_Data entries for graphics_
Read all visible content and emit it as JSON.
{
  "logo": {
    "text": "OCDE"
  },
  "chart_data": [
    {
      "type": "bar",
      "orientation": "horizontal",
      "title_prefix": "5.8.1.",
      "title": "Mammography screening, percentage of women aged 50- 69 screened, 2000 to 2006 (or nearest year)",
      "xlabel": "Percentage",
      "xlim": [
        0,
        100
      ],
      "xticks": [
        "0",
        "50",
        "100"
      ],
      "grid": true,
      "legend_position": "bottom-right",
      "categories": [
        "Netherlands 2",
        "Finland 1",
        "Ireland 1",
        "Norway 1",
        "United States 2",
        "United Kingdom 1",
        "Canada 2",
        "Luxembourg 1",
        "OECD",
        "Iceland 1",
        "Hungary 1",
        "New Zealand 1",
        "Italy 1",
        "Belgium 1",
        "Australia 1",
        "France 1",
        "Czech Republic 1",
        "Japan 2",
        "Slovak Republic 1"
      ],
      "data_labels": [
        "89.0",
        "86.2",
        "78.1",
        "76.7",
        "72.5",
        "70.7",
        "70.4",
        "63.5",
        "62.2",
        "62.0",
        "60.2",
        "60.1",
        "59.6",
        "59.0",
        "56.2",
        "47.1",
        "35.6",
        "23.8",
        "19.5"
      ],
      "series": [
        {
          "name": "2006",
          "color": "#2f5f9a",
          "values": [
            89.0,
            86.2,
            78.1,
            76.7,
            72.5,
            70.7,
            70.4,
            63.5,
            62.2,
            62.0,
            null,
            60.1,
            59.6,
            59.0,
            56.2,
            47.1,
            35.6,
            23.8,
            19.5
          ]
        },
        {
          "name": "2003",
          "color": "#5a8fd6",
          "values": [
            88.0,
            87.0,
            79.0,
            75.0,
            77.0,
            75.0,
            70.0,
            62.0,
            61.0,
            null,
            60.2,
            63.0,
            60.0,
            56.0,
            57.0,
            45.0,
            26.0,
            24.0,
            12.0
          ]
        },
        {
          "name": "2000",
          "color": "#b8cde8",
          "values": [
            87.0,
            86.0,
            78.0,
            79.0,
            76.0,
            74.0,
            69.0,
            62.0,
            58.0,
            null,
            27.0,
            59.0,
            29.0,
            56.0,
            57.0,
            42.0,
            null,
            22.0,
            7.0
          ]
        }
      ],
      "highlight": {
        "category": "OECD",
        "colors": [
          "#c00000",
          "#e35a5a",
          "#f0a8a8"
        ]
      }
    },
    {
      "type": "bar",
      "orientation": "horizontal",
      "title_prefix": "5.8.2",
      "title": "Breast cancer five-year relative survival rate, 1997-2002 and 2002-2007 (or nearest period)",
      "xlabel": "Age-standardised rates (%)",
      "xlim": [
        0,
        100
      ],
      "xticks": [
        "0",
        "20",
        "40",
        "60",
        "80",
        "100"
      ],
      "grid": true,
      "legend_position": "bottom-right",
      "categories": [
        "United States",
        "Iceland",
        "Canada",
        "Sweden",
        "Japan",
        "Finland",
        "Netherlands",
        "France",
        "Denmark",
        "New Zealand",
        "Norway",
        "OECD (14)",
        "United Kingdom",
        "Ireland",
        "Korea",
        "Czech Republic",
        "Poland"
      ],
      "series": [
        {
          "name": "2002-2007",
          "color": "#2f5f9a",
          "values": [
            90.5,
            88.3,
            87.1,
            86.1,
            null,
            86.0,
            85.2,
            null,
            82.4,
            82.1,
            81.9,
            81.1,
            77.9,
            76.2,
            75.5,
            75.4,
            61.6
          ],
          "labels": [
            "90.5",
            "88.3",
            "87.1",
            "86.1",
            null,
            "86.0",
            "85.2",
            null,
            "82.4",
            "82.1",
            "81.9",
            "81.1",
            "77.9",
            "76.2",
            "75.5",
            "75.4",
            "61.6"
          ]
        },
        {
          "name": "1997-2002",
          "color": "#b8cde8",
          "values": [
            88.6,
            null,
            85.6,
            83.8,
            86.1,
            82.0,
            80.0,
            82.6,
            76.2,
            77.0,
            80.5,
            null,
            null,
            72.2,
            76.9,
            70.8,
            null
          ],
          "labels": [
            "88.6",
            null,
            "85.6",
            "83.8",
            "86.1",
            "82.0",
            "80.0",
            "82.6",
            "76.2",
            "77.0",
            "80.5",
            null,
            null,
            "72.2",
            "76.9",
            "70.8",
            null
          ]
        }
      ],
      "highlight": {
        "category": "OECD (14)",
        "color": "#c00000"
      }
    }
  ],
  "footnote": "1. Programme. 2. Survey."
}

_GIVEN EXERCISE_
For each line above that contains the word "United", copy that line.

_TASK SOLUTION_
        "United States 2",
        "United Kingdom 1",
        "United States",
        "United Kingdom",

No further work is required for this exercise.